TASK REQUIREMENTS
Every line in the data below from the one containing "Extract the structured" down to the one containing "Read all visible content and emit it as JSON.", both included, must be retyped exactly; no other line is to appear.

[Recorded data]
◇ ◇ ◇ ◇ ◇
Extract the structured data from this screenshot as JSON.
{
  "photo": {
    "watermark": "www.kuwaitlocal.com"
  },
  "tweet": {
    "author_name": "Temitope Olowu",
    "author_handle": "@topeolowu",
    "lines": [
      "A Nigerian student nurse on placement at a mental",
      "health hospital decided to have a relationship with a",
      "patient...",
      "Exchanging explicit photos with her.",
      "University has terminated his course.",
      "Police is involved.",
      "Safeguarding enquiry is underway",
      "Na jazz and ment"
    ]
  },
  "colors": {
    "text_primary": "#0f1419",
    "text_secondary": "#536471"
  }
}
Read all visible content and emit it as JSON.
◇ ◇ ◇ ◇ ◇
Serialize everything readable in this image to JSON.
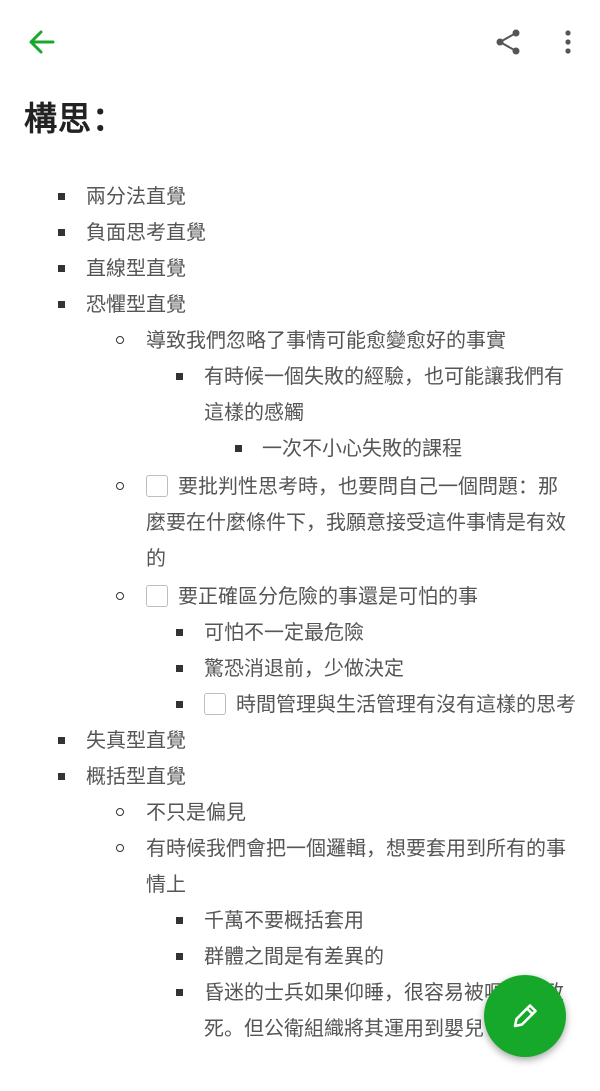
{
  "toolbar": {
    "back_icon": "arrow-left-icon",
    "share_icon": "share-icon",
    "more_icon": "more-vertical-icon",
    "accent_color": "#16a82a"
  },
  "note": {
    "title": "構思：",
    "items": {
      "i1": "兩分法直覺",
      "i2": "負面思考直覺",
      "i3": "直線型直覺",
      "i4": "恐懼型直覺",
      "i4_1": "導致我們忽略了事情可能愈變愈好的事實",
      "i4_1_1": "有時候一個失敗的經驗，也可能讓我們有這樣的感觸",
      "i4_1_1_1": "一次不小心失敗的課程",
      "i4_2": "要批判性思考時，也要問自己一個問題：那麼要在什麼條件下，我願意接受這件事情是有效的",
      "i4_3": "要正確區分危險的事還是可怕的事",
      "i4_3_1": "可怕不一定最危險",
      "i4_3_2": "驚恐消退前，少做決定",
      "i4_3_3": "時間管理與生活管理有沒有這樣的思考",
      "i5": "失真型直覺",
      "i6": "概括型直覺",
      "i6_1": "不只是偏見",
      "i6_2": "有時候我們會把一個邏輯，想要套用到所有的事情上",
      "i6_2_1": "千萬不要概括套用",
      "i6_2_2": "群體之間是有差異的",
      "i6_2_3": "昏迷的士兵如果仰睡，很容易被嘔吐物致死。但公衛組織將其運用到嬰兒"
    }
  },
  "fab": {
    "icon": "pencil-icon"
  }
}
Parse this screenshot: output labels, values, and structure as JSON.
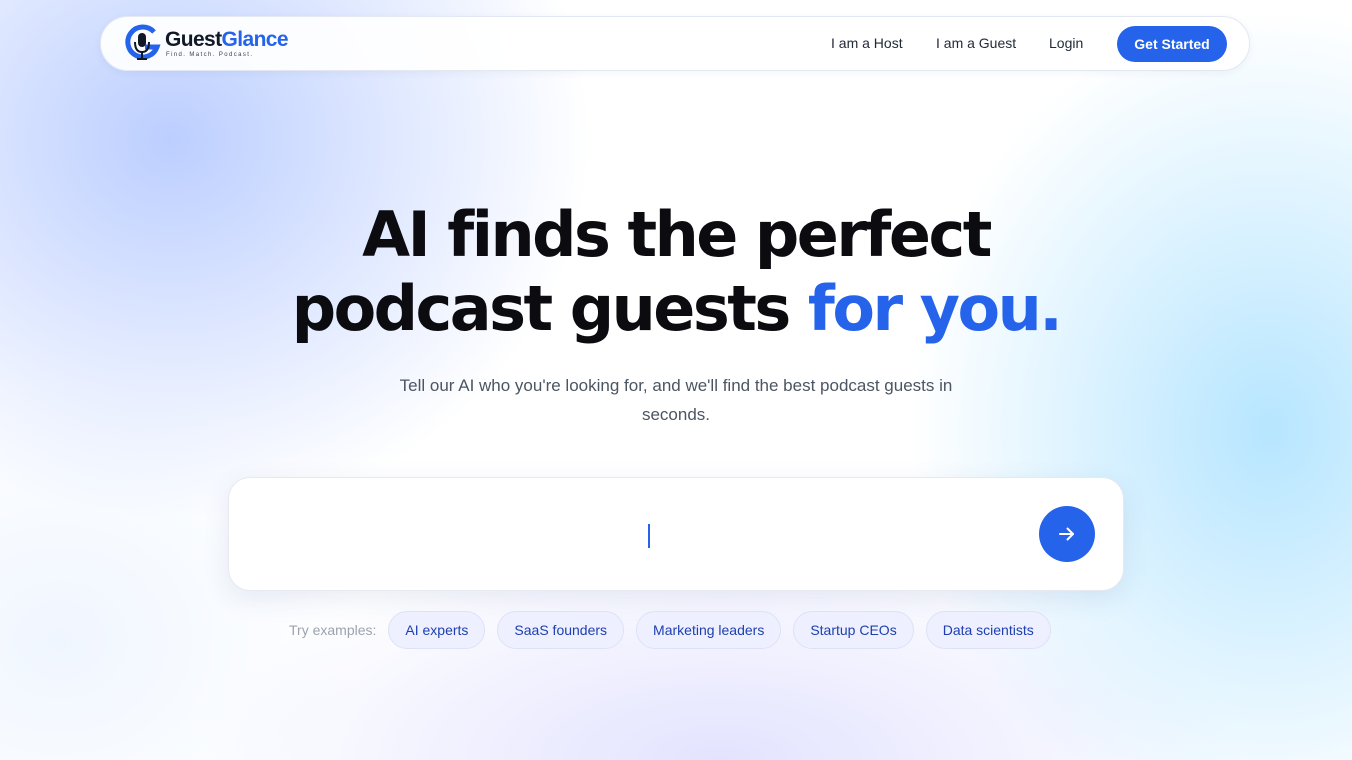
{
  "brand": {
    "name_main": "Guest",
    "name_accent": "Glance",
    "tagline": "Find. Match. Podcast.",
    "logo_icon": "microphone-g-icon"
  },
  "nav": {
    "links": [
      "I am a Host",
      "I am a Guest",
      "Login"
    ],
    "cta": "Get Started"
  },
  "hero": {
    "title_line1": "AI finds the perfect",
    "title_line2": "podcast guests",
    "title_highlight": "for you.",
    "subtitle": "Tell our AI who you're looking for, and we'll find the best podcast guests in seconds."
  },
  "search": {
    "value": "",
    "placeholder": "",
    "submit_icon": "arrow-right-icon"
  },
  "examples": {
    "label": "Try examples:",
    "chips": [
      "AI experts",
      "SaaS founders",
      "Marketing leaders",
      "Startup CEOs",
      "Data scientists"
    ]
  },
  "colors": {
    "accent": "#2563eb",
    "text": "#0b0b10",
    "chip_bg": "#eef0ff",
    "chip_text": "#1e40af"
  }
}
◇ ◇ ◇ ◇ ◇
COMPLETE OUTPUT
Extract the structured data from this screenshot as JSON.
{
  "photo": {
    "watermark": "www.kuwaitlocal.com"
  },
  "tweet": {
    "author_name": "Temitope Olowu",
    "author_handle": "@topeolowu",
    "lines": [
      "A Nigerian student nurse on placement at a mental",
      "health hospital decided to have a relationship with a",
      "patient...",
      "Exchanging explicit photos with her.",
      "University has terminated his course.",
      "Police is involved.",
      "Safeguarding enquiry is underway",
      "Na jazz and ment"
    ]
  },
  "colors": {
    "text_primary": "#0f1419",
    "text_secondary": "#536471"
  }
}
Read all visible content and emit it as JSON.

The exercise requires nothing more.